Task brief =
Write the listing below out again exactly, dropping the images.

### Supplied material

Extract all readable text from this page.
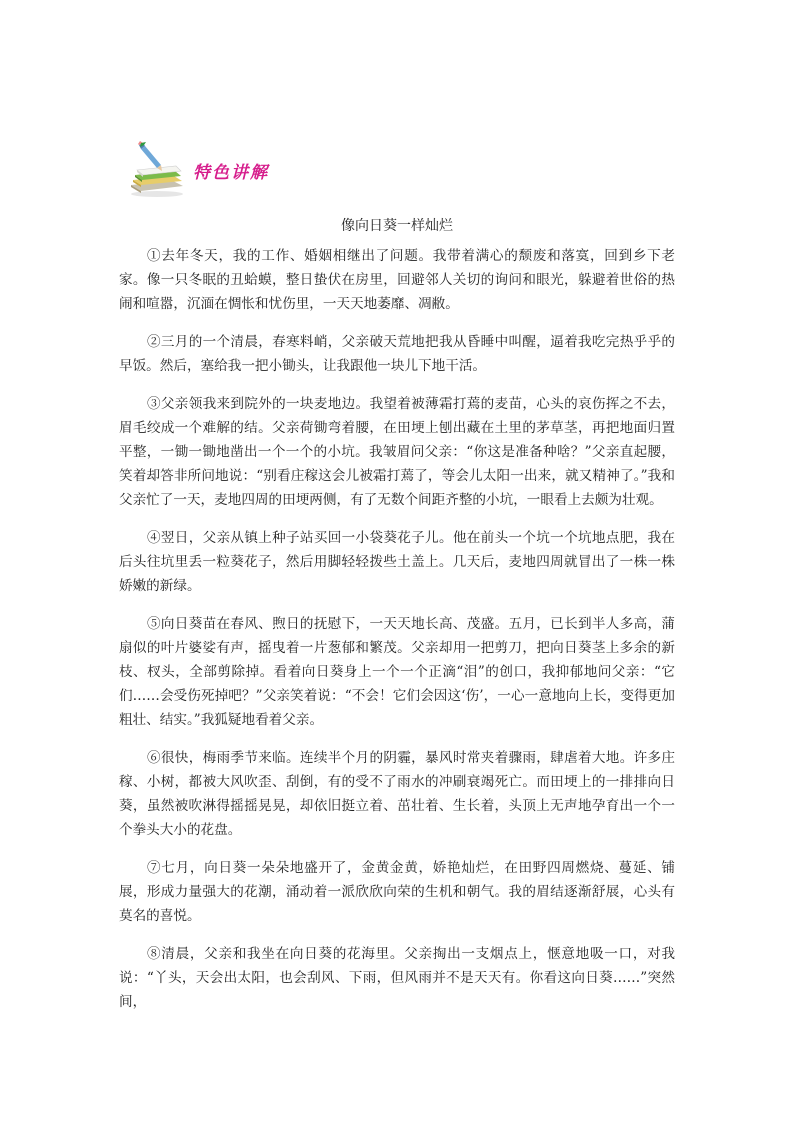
特色讲解
像向日葵一样灿烂

①去年冬天，我的工作、婚姻相继出了问题。我带着满心的颓废和落寞，回到乡下老家。像一只冬眠的丑蛤蟆，整日蛰伏在房里，回避邻人关切的询问和眼光，躲避着世俗的热闹和喧嚣，沉湎在惆怅和忧伤里，一天天地萎靡、凋敝。

②三月的一个清晨，春寒料峭，父亲破天荒地把我从昏睡中叫醒，逼着我吃完热乎乎的早饭。然后，塞给我一把小锄头，让我跟他一块儿下地干活。

③父亲领我来到院外的一块麦地边。我望着被薄霜打蔫的麦苗，心头的哀伤挥之不去，眉毛绞成一个难解的结。父亲荷锄弯着腰，在田埂上刨出藏在土里的茅草茎，再把地面归置平整，一锄一锄地凿出一个一个的小坑。我皱眉问父亲：“你这是准备种啥？”父亲直起腰，笑着却答非所问地说：“别看庄稼这会儿被霜打蔫了，等会儿太阳一出来，就又精神了。”我和父亲忙了一天，麦地四周的田埂两侧，有了无数个间距齐整的小坑，一眼看上去颇为壮观。

④翌日，父亲从镇上种子站买回一小袋葵花子儿。他在前头一个坑一个坑地点肥，我在后头往坑里丢一粒葵花子，然后用脚轻轻拨些土盖上。几天后，麦地四周就冒出了一株一株娇嫩的新绿。

⑤向日葵苗在春风、煦日的抚慰下，一天天地长高、茂盛。五月，已长到半人多高，蒲扇似的叶片婆娑有声，摇曳着一片葱郁和繁茂。父亲却用一把剪刀，把向日葵茎上多余的新枝、杈头，全部剪除掉。看着向日葵身上一个一个正滴“泪”的创口，我抑郁地问父亲：“它们……会受伤死掉吧？”父亲笑着说：“不会！它们会因这‘伤’，一心一意地向上长，变得更加粗壮、结实。”我狐疑地看着父亲。

⑥很快，梅雨季节来临。连续半个月的阴霾，暴风时常夹着骤雨，肆虐着大地。许多庄稼、小树，都被大风吹歪、刮倒，有的受不了雨水的冲刷衰竭死亡。而田埂上的一排排向日葵，虽然被吹淋得摇摇晃晃，却依旧挺立着、茁壮着、生长着，头顶上无声地孕育出一个一个拳头大小的花盘。

⑦七月，向日葵一朵朵地盛开了，金黄金黄，娇艳灿烂，在田野四周燃烧、蔓延、铺展，形成力量强大的花潮，涌动着一派欣欣向荣的生机和朝气。我的眉结逐渐舒展，心头有莫名的喜悦。

⑧清晨，父亲和我坐在向日葵的花海里。父亲掏出一支烟点上，惬意地吸一口，对我说：“丫头，天会出太阳，也会刮风、下雨，但风雨并不是天天有。你看这向日葵……”突然间，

######

Exercise answer =
Extract all readable text from this page.
特色讲解
像向日葵一样灿烂

①去年冬天，我的工作、婚姻相继出了问题。我带着满心的颓废和落寞，回到乡下老家。像一只冬眠的丑蛤蟆，整日蛰伏在房里，回避邻人关切的询问和眼光，躲避着世俗的热闹和喧嚣，沉湎在惆怅和忧伤里，一天天地萎靡、凋敝。

②三月的一个清晨，春寒料峭，父亲破天荒地把我从昏睡中叫醒，逼着我吃完热乎乎的早饭。然后，塞给我一把小锄头，让我跟他一块儿下地干活。

③父亲领我来到院外的一块麦地边。我望着被薄霜打蔫的麦苗，心头的哀伤挥之不去，眉毛绞成一个难解的结。父亲荷锄弯着腰，在田埂上刨出藏在土里的茅草茎，再把地面归置平整，一锄一锄地凿出一个一个的小坑。我皱眉问父亲：“你这是准备种啥？”父亲直起腰，笑着却答非所问地说：“别看庄稼这会儿被霜打蔫了，等会儿太阳一出来，就又精神了。”我和父亲忙了一天，麦地四周的田埂两侧，有了无数个间距齐整的小坑，一眼看上去颇为壮观。

④翌日，父亲从镇上种子站买回一小袋葵花子儿。他在前头一个坑一个坑地点肥，我在后头往坑里丢一粒葵花子，然后用脚轻轻拨些土盖上。几天后，麦地四周就冒出了一株一株娇嫩的新绿。

⑤向日葵苗在春风、煦日的抚慰下，一天天地长高、茂盛。五月，已长到半人多高，蒲扇似的叶片婆娑有声，摇曳着一片葱郁和繁茂。父亲却用一把剪刀，把向日葵茎上多余的新枝、杈头，全部剪除掉。看着向日葵身上一个一个正滴“泪”的创口，我抑郁地问父亲：“它们……会受伤死掉吧？”父亲笑着说：“不会！它们会因这‘伤’，一心一意地向上长，变得更加粗壮、结实。”我狐疑地看着父亲。

⑥很快，梅雨季节来临。连续半个月的阴霾，暴风时常夹着骤雨，肆虐着大地。许多庄稼、小树，都被大风吹歪、刮倒，有的受不了雨水的冲刷衰竭死亡。而田埂上的一排排向日葵，虽然被吹淋得摇摇晃晃，却依旧挺立着、茁壮着、生长着，头顶上无声地孕育出一个一个拳头大小的花盘。

⑦七月，向日葵一朵朵地盛开了，金黄金黄，娇艳灿烂，在田野四周燃烧、蔓延、铺展，形成力量强大的花潮，涌动着一派欣欣向荣的生机和朝气。我的眉结逐渐舒展，心头有莫名的喜悦。

⑧清晨，父亲和我坐在向日葵的花海里。父亲掏出一支烟点上，惬意地吸一口，对我说：“丫头，天会出太阳，也会刮风、下雨，但风雨并不是天天有。你看这向日葵……”突然间，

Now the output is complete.